Item position entries:
%%

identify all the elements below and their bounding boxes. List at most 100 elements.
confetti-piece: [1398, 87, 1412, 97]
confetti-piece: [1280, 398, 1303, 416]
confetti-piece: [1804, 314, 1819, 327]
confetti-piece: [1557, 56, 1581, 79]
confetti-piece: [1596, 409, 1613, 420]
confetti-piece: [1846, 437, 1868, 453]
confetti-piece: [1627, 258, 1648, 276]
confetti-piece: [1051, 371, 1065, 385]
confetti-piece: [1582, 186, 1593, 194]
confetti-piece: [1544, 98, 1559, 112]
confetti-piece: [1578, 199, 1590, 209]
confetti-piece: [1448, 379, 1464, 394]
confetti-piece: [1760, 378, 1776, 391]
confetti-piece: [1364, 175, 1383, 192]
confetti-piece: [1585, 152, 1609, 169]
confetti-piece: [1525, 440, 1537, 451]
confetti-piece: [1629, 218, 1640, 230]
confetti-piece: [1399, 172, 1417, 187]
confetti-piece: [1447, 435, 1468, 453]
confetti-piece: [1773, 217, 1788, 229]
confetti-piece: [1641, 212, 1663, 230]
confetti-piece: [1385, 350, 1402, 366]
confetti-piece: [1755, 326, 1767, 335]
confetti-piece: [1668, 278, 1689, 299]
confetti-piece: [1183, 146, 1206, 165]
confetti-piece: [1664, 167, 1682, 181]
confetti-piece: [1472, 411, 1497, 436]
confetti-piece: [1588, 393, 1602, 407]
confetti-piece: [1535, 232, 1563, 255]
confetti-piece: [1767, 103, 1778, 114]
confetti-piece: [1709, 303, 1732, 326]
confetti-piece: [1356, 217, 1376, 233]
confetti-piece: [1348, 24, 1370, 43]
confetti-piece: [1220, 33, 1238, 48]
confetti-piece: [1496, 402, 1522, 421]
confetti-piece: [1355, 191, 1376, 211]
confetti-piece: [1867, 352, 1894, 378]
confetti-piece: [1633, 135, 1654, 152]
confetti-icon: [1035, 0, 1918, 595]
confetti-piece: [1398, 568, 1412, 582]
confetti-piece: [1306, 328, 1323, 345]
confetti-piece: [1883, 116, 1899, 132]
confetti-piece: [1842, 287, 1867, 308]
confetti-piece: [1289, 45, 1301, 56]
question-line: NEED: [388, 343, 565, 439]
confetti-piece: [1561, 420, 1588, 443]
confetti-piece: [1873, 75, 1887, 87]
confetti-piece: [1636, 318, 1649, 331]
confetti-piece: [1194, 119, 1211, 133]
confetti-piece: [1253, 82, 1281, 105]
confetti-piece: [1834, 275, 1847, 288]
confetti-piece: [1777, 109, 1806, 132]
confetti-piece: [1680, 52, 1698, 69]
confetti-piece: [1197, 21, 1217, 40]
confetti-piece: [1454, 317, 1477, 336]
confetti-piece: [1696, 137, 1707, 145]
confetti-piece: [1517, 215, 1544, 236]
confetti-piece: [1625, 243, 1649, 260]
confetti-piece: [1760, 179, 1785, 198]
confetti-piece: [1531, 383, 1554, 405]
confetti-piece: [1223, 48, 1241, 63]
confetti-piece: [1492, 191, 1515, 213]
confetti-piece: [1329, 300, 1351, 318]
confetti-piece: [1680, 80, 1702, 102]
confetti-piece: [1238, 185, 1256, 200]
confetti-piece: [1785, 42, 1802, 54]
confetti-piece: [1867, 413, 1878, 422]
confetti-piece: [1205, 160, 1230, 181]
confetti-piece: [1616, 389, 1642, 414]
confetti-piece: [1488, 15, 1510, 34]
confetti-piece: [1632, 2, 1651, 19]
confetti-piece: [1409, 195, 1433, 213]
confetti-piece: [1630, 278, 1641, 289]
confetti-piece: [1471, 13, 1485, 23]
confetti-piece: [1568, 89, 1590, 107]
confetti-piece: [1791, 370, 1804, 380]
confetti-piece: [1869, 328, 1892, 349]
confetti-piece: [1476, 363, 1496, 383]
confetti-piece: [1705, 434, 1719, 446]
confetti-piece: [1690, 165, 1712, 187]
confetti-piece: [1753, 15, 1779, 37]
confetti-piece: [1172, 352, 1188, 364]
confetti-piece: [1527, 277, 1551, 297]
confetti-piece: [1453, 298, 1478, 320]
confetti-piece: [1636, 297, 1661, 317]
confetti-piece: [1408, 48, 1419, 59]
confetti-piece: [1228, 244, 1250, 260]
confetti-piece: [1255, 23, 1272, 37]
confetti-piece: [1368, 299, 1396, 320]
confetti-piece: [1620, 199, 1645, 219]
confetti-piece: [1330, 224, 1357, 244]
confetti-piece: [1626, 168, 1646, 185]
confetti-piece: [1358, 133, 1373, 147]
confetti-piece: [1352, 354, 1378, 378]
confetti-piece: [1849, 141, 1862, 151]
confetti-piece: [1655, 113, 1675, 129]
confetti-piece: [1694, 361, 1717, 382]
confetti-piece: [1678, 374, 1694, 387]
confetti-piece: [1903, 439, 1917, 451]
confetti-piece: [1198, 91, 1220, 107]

%%

Exercise aim: Retype every one of the rows above exactly, keeping each line unchanged.

Exercise solution:
identify all the elements below and their bounding boxes. List at most 100 elements.
confetti-piece: [1398, 87, 1412, 97]
confetti-piece: [1280, 398, 1303, 416]
confetti-piece: [1804, 314, 1819, 327]
confetti-piece: [1557, 56, 1581, 79]
confetti-piece: [1596, 409, 1613, 420]
confetti-piece: [1846, 437, 1868, 453]
confetti-piece: [1627, 258, 1648, 276]
confetti-piece: [1051, 371, 1065, 385]
confetti-piece: [1582, 186, 1593, 194]
confetti-piece: [1544, 98, 1559, 112]
confetti-piece: [1578, 199, 1590, 209]
confetti-piece: [1448, 379, 1464, 394]
confetti-piece: [1760, 378, 1776, 391]
confetti-piece: [1364, 175, 1383, 192]
confetti-piece: [1585, 152, 1609, 169]
confetti-piece: [1525, 440, 1537, 451]
confetti-piece: [1629, 218, 1640, 230]
confetti-piece: [1399, 172, 1417, 187]
confetti-piece: [1447, 435, 1468, 453]
confetti-piece: [1773, 217, 1788, 229]
confetti-piece: [1641, 212, 1663, 230]
confetti-piece: [1385, 350, 1402, 366]
confetti-piece: [1755, 326, 1767, 335]
confetti-piece: [1668, 278, 1689, 299]
confetti-piece: [1183, 146, 1206, 165]
confetti-piece: [1664, 167, 1682, 181]
confetti-piece: [1472, 411, 1497, 436]
confetti-piece: [1588, 393, 1602, 407]
confetti-piece: [1535, 232, 1563, 255]
confetti-piece: [1767, 103, 1778, 114]
confetti-piece: [1709, 303, 1732, 326]
confetti-piece: [1356, 217, 1376, 233]
confetti-piece: [1348, 24, 1370, 43]
confetti-piece: [1220, 33, 1238, 48]
confetti-piece: [1496, 402, 1522, 421]
confetti-piece: [1355, 191, 1376, 211]
confetti-piece: [1867, 352, 1894, 378]
confetti-piece: [1633, 135, 1654, 152]
confetti-icon: [1035, 0, 1918, 595]
confetti-piece: [1398, 568, 1412, 582]
confetti-piece: [1306, 328, 1323, 345]
confetti-piece: [1883, 116, 1899, 132]
confetti-piece: [1842, 287, 1867, 308]
confetti-piece: [1289, 45, 1301, 56]
question-line: NEED: [388, 343, 565, 439]
confetti-piece: [1561, 420, 1588, 443]
confetti-piece: [1873, 75, 1887, 87]
confetti-piece: [1636, 318, 1649, 331]
confetti-piece: [1194, 119, 1211, 133]
confetti-piece: [1253, 82, 1281, 105]
confetti-piece: [1834, 275, 1847, 288]
confetti-piece: [1777, 109, 1806, 132]
confetti-piece: [1680, 52, 1698, 69]
confetti-piece: [1197, 21, 1217, 40]
confetti-piece: [1454, 317, 1477, 336]
confetti-piece: [1696, 137, 1707, 145]
confetti-piece: [1517, 215, 1544, 236]
confetti-piece: [1625, 243, 1649, 260]
confetti-piece: [1760, 179, 1785, 198]
confetti-piece: [1531, 383, 1554, 405]
confetti-piece: [1223, 48, 1241, 63]
confetti-piece: [1492, 191, 1515, 213]
confetti-piece: [1329, 300, 1351, 318]
confetti-piece: [1680, 80, 1702, 102]
confetti-piece: [1238, 185, 1256, 200]
confetti-piece: [1785, 42, 1802, 54]
confetti-piece: [1867, 413, 1878, 422]
confetti-piece: [1205, 160, 1230, 181]
confetti-piece: [1616, 389, 1642, 414]
confetti-piece: [1488, 15, 1510, 34]
confetti-piece: [1632, 2, 1651, 19]
confetti-piece: [1409, 195, 1433, 213]
confetti-piece: [1630, 278, 1641, 289]
confetti-piece: [1471, 13, 1485, 23]
confetti-piece: [1568, 89, 1590, 107]
confetti-piece: [1791, 370, 1804, 380]
confetti-piece: [1869, 328, 1892, 349]
confetti-piece: [1476, 363, 1496, 383]
confetti-piece: [1705, 434, 1719, 446]
confetti-piece: [1690, 165, 1712, 187]
confetti-piece: [1753, 15, 1779, 37]
confetti-piece: [1172, 352, 1188, 364]
confetti-piece: [1527, 277, 1551, 297]
confetti-piece: [1453, 298, 1478, 320]
confetti-piece: [1636, 297, 1661, 317]
confetti-piece: [1408, 48, 1419, 59]
confetti-piece: [1228, 244, 1250, 260]
confetti-piece: [1255, 23, 1272, 37]
confetti-piece: [1368, 299, 1396, 320]
confetti-piece: [1620, 199, 1645, 219]
confetti-piece: [1330, 224, 1357, 244]
confetti-piece: [1626, 168, 1646, 185]
confetti-piece: [1358, 133, 1373, 147]
confetti-piece: [1352, 354, 1378, 378]
confetti-piece: [1849, 141, 1862, 151]
confetti-piece: [1655, 113, 1675, 129]
confetti-piece: [1694, 361, 1717, 382]
confetti-piece: [1678, 374, 1694, 387]
confetti-piece: [1903, 439, 1917, 451]
confetti-piece: [1198, 91, 1220, 107]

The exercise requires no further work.